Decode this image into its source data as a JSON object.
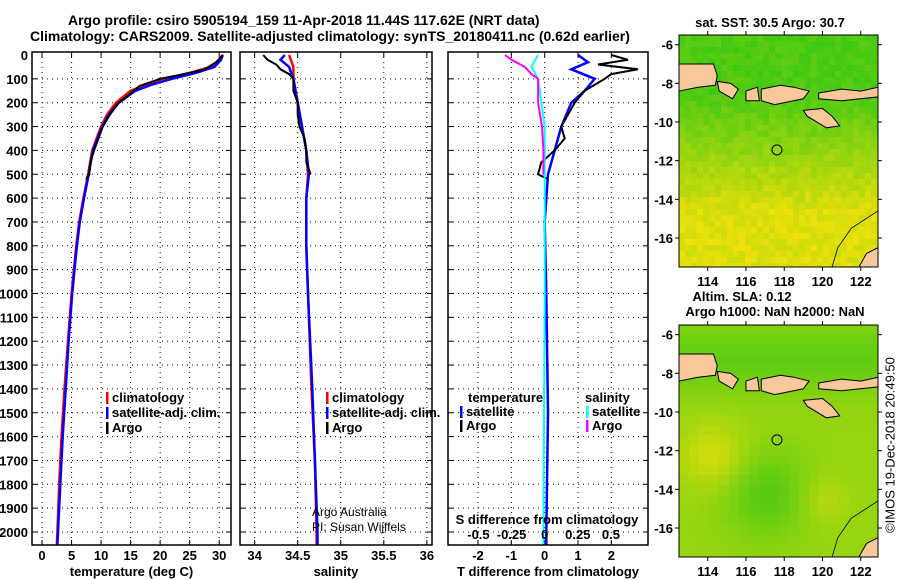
{
  "header": {
    "title_line1": "Argo profile: csiro 5905194_159 11-Apr-2018 11.44S 117.62E (NRT data)",
    "title_line2": "Climatology: CARS2009. Satellite-adjusted climatology: synTS_20180411.nc (0.62d earlier)"
  },
  "colors": {
    "climatology": "#ff0000",
    "satellite": "#0000ff",
    "argo": "#000000",
    "s_satellite": "#00ffff",
    "s_argo": "#ff00ff"
  },
  "chart_data": [
    {
      "type": "line",
      "id": "temperature",
      "xlabel": "temperature (deg C)",
      "ylabel": "depth",
      "xlim": [
        -1.7,
        32
      ],
      "ylim": [
        2055,
        0
      ],
      "xticks": [
        "0",
        "5",
        "10",
        "15",
        "20",
        "25",
        "30"
      ],
      "xtick_values": [
        0,
        5,
        10,
        15,
        20,
        25,
        30
      ],
      "yticks": [
        "0",
        "100",
        "200",
        "300",
        "400",
        "500",
        "600",
        "700",
        "800",
        "900",
        "1000",
        "1100",
        "1200",
        "1300",
        "1400",
        "1500",
        "1600",
        "1700",
        "1800",
        "1900",
        "2000"
      ],
      "ytick_values": [
        0,
        100,
        200,
        300,
        400,
        500,
        600,
        700,
        800,
        900,
        1000,
        1100,
        1200,
        1300,
        1400,
        1500,
        1600,
        1700,
        1800,
        1900,
        2000
      ],
      "grid": true,
      "legend": [
        "climatology",
        "satellite-adj. clim.",
        "Argo"
      ],
      "series": [
        {
          "name": "climatology",
          "color_key": "climatology",
          "depth": [
            0,
            20,
            50,
            75,
            100,
            125,
            150,
            200,
            250,
            300,
            400,
            500,
            600,
            700,
            800,
            900,
            1000,
            1200,
            1400,
            1600,
            1800,
            2000,
            2055
          ],
          "values": [
            30.5,
            30,
            28.5,
            25,
            21,
            17.5,
            15,
            12.5,
            11,
            10,
            8.5,
            7.8,
            7,
            6.3,
            5.8,
            5.4,
            5,
            4.4,
            3.8,
            3.3,
            2.9,
            2.6,
            2.5
          ]
        },
        {
          "name": "satellite-adj. clim.",
          "color_key": "satellite",
          "depth": [
            0,
            20,
            50,
            75,
            100,
            125,
            150,
            200,
            250,
            300,
            400,
            500,
            600,
            700,
            800,
            900,
            1000,
            1200,
            1400,
            1600,
            1800,
            2000,
            2055
          ],
          "values": [
            30.6,
            30.3,
            29.2,
            26,
            22,
            18.5,
            15.8,
            13,
            11.3,
            10.2,
            8.6,
            7.9,
            7.1,
            6.4,
            5.9,
            5.5,
            5.1,
            4.5,
            4,
            3.5,
            3.1,
            2.7,
            2.6
          ]
        },
        {
          "name": "Argo",
          "color_key": "argo",
          "depth": [
            0,
            30,
            60,
            80,
            100,
            130,
            160,
            200,
            250,
            300,
            400,
            450,
            500,
            520
          ],
          "values": [
            30.7,
            29.5,
            27.5,
            24,
            20,
            16.5,
            15,
            13,
            11.5,
            10.3,
            8.8,
            8.2,
            8,
            7.5
          ]
        }
      ]
    },
    {
      "type": "line",
      "id": "salinity",
      "xlabel": "salinity",
      "xlim": [
        33.83,
        36.06
      ],
      "ylim": [
        2055,
        0
      ],
      "xticks": [
        "34",
        "34.5",
        "35",
        "35.5",
        "36"
      ],
      "xtick_values": [
        34,
        34.5,
        35,
        35.5,
        36
      ],
      "grid": true,
      "legend": [
        "climatology",
        "satellite-adj. clim.",
        "Argo"
      ],
      "annotation": [
        "Argo Australia",
        "PI: Susan Wijffels"
      ],
      "series": [
        {
          "name": "climatology",
          "color_key": "climatology",
          "depth": [
            0,
            50,
            100,
            200,
            300,
            400,
            500,
            600,
            800,
            1000,
            1400,
            1700,
            2000,
            2055
          ],
          "values": [
            34.4,
            34.45,
            34.45,
            34.5,
            34.55,
            34.6,
            34.62,
            34.6,
            34.6,
            34.62,
            34.66,
            34.7,
            34.72,
            34.72
          ]
        },
        {
          "name": "satellite-adj. clim.",
          "color_key": "satellite",
          "depth": [
            0,
            20,
            50,
            100,
            200,
            300,
            400,
            500,
            600,
            800,
            1000,
            1400,
            1700,
            2000,
            2055
          ],
          "values": [
            34.35,
            34.3,
            34.4,
            34.45,
            34.5,
            34.55,
            34.6,
            34.63,
            34.6,
            34.6,
            34.62,
            34.67,
            34.7,
            34.73,
            34.73
          ]
        },
        {
          "name": "Argo",
          "color_key": "argo",
          "depth": [
            0,
            20,
            40,
            60,
            80,
            100,
            150,
            200,
            250,
            300,
            350,
            400,
            450,
            500
          ],
          "values": [
            34.1,
            34.15,
            34.25,
            34.3,
            34.4,
            34.45,
            34.45,
            34.5,
            34.5,
            34.52,
            34.58,
            34.6,
            34.6,
            34.65
          ]
        }
      ]
    },
    {
      "type": "line",
      "id": "differences",
      "xlabel": "T difference from climatology",
      "x2label": "S difference from climatology",
      "xlim": [
        -2.9,
        3.1
      ],
      "x2lim": [
        -0.73,
        0.78
      ],
      "ylim": [
        2055,
        0
      ],
      "xticks": [
        "-2",
        "-1",
        "0",
        "1",
        "2"
      ],
      "xtick_values": [
        -2,
        -1,
        0,
        1,
        2
      ],
      "x2ticks": [
        "-0.5",
        "-0.25",
        "0",
        "0.25",
        "0.5"
      ],
      "x2tick_values": [
        -0.5,
        -0.25,
        0,
        0.25,
        0.5
      ],
      "grid": true,
      "legend_temperature": {
        "title": "temperature",
        "items": [
          "satellite",
          "Argo"
        ]
      },
      "legend_salinity": {
        "title": "salinity",
        "items": [
          "satellite",
          "Argo"
        ]
      },
      "series": [
        {
          "name": "T satellite",
          "axis": "T",
          "color_key": "satellite",
          "depth": [
            0,
            30,
            60,
            100,
            150,
            200,
            300,
            400,
            500,
            700,
            1000,
            1500,
            2000,
            2055
          ],
          "values": [
            1,
            1.3,
            0.8,
            1.5,
            1.2,
            0.8,
            0.5,
            0.3,
            0.1,
            0,
            0.05,
            0.1,
            0.05,
            0.05
          ]
        },
        {
          "name": "T Argo",
          "axis": "T",
          "color_key": "argo",
          "depth": [
            0,
            20,
            40,
            60,
            80,
            100,
            150,
            200,
            250,
            300,
            350,
            400,
            450,
            500,
            520
          ],
          "values": [
            2,
            2.5,
            1.6,
            2.8,
            2,
            1.8,
            1.2,
            0.9,
            0.7,
            0.5,
            0.6,
            0.3,
            -0.1,
            -0.2,
            0.1
          ]
        },
        {
          "name": "S satellite",
          "axis": "S",
          "color_key": "s_satellite",
          "depth": [
            0,
            50,
            100,
            300,
            1000,
            2000,
            2055
          ],
          "values": [
            -0.05,
            -0.1,
            -0.05,
            0,
            0,
            -0.01,
            -0.01
          ]
        },
        {
          "name": "S Argo",
          "axis": "S",
          "color_key": "s_argo",
          "depth": [
            0,
            20,
            50,
            80,
            100,
            200,
            300,
            400,
            500
          ],
          "values": [
            -0.3,
            -0.25,
            -0.15,
            -0.1,
            -0.05,
            -0.05,
            -0.02,
            -0.01,
            -0.01
          ]
        }
      ]
    },
    {
      "type": "heatmap",
      "id": "sst-map",
      "title": "sat. SST: 30.5 Argo: 30.7",
      "xlim": [
        112.5,
        122.9
      ],
      "ylim": [
        -17.5,
        -5.5
      ],
      "xticks": [
        "114",
        "116",
        "118",
        "120",
        "122"
      ],
      "xtick_values": [
        114,
        116,
        118,
        120,
        122
      ],
      "yticks": [
        "-6",
        "-8",
        "-10",
        "-12",
        "-14",
        "-16"
      ],
      "ytick_values": [
        -6,
        -8,
        -10,
        -12,
        -14,
        -16
      ],
      "marker": {
        "lon": 117.62,
        "lat": -11.44
      }
    },
    {
      "type": "heatmap",
      "id": "sla-map",
      "title": "Altim. SLA: 0.12",
      "subtitle": "Argo h1000: NaN h2000: NaN",
      "xlim": [
        112.5,
        122.9
      ],
      "ylim": [
        -17.5,
        -5.5
      ],
      "xticks": [
        "114",
        "116",
        "118",
        "120",
        "122"
      ],
      "xtick_values": [
        114,
        116,
        118,
        120,
        122
      ],
      "yticks": [
        "-6",
        "-8",
        "-10",
        "-12",
        "-14",
        "-16"
      ],
      "ytick_values": [
        -6,
        -8,
        -10,
        -12,
        -14,
        -16
      ],
      "marker": {
        "lon": 117.62,
        "lat": -11.44
      }
    }
  ],
  "footer": {
    "stamp": "©IMOS 19-Dec-2018 20:49:50"
  }
}
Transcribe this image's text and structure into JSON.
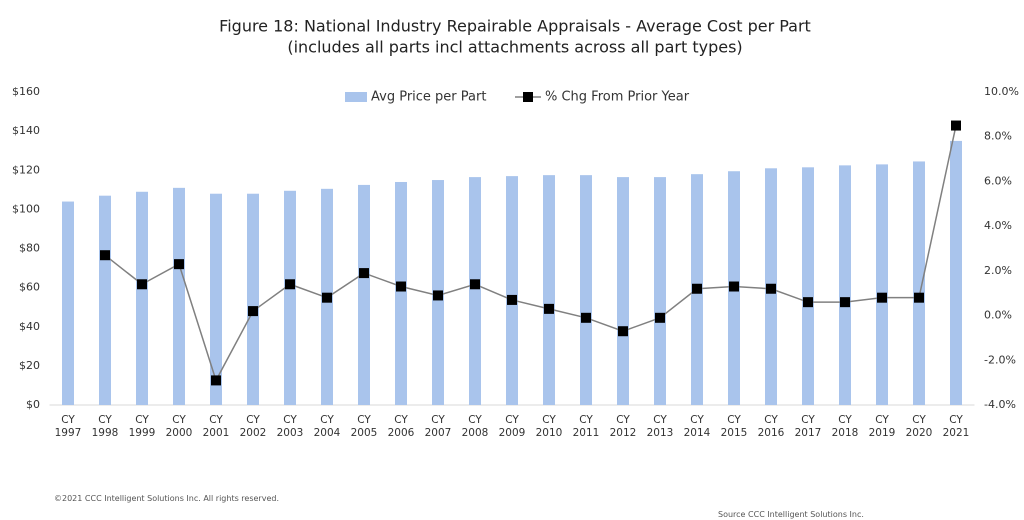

__Task statement__
Extract every line above containing the word "from".

__Solution to this task__
      "xlabel": "T difference from climatology",
      "x2label": "S difference from climatology",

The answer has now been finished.